* begin Material supplied *

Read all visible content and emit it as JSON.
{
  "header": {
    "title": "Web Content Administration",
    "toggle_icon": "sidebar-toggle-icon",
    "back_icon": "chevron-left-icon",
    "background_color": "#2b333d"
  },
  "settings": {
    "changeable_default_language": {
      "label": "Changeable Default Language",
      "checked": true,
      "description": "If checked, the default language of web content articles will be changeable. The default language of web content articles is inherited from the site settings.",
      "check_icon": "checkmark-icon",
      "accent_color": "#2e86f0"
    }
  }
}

* end Material supplied *
* begin Material supplied *

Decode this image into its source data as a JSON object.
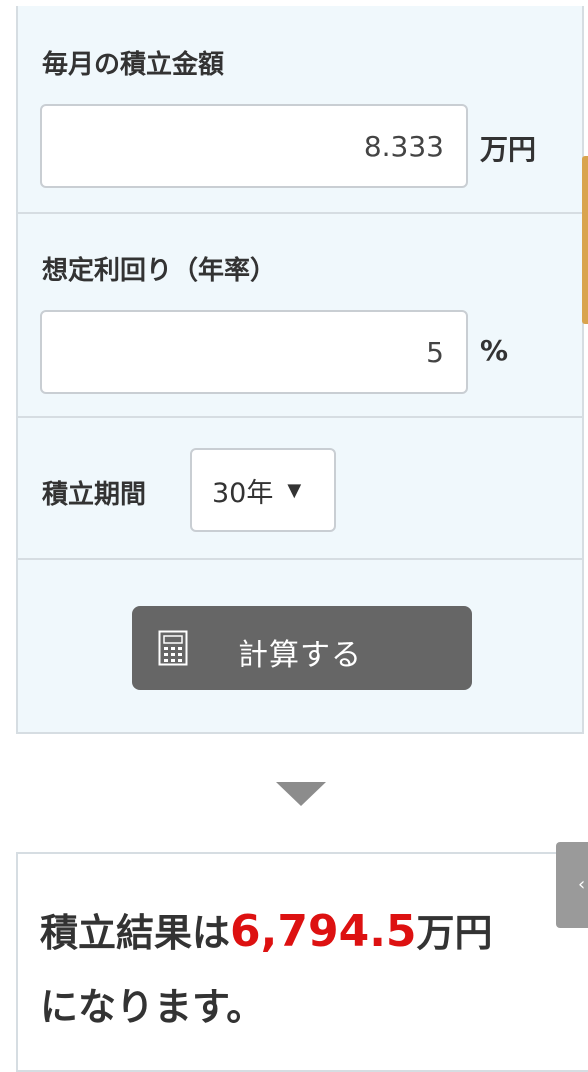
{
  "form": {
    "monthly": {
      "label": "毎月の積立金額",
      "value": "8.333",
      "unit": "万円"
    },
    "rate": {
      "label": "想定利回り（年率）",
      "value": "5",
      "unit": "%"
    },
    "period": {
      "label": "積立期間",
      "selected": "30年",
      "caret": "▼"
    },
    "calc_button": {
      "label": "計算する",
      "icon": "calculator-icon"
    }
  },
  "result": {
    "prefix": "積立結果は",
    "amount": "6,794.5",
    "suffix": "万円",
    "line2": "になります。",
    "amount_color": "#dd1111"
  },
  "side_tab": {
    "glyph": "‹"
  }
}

* end Material supplied *
* begin Material supplied *

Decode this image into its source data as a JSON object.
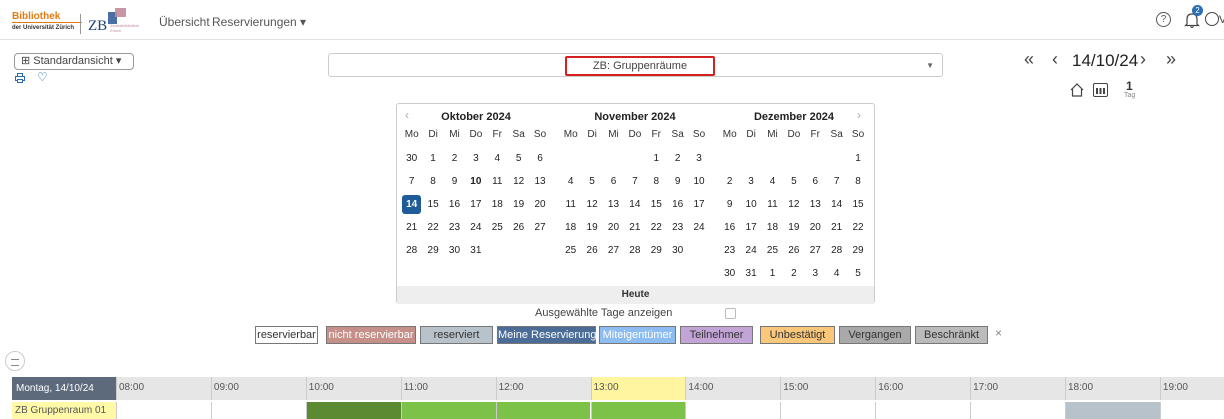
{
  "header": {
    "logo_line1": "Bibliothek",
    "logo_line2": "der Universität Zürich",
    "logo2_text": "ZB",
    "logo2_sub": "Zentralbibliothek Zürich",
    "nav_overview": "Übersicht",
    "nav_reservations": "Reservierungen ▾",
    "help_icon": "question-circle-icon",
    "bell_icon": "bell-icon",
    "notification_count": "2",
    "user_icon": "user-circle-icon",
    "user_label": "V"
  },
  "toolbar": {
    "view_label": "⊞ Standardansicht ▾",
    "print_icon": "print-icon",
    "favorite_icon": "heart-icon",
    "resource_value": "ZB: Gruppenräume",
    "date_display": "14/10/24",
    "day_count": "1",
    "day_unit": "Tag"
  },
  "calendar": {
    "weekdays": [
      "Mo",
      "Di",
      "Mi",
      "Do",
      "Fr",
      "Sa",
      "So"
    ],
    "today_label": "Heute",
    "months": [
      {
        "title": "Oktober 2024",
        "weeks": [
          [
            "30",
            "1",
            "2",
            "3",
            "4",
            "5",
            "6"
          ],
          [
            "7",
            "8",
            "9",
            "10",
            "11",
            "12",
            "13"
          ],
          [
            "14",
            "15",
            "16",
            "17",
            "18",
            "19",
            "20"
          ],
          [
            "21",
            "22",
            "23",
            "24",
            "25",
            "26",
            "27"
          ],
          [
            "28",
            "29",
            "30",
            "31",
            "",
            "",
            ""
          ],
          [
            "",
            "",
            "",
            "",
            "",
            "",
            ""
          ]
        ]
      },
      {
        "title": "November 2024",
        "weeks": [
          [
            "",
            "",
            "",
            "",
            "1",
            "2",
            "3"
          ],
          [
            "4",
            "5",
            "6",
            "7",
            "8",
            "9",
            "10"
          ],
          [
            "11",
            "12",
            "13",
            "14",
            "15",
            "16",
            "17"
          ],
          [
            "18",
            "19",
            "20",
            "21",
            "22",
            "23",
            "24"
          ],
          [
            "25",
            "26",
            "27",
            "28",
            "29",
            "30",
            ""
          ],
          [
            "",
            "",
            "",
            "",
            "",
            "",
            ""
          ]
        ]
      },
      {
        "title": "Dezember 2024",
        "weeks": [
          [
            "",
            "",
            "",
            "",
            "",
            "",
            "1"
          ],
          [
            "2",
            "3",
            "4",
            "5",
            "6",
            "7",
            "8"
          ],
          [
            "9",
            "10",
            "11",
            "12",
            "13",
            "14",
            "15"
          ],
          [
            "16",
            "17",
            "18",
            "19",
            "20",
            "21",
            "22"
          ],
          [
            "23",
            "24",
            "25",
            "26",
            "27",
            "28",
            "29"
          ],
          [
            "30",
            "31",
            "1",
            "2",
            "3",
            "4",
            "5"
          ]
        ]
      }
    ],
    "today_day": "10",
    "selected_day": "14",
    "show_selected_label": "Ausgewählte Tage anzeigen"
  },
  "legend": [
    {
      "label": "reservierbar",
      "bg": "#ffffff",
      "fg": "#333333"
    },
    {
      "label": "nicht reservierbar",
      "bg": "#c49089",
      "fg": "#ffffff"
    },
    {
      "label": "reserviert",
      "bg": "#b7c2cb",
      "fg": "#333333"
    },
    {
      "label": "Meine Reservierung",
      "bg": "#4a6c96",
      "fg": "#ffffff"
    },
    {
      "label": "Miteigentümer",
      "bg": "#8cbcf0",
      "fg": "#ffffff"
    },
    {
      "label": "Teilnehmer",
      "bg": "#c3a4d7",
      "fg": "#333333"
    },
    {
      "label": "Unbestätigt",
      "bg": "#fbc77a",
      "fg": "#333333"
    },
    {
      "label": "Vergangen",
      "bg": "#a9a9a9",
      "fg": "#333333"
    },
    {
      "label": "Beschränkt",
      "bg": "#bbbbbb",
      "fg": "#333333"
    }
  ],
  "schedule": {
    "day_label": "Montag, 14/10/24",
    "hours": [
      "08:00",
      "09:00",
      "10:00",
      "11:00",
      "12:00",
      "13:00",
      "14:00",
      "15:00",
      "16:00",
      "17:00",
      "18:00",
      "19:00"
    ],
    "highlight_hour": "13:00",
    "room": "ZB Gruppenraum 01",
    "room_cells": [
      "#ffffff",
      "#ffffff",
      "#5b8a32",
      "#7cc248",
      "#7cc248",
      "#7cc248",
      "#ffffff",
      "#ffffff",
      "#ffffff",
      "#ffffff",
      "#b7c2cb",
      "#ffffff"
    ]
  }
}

* end Material supplied *

■ Request
Search the listing for the word "circle". Copy every line in which it occurs.

■ Problem solution
    "help_icon": "question-circle-icon",
    "user_icon": "user-circle-icon",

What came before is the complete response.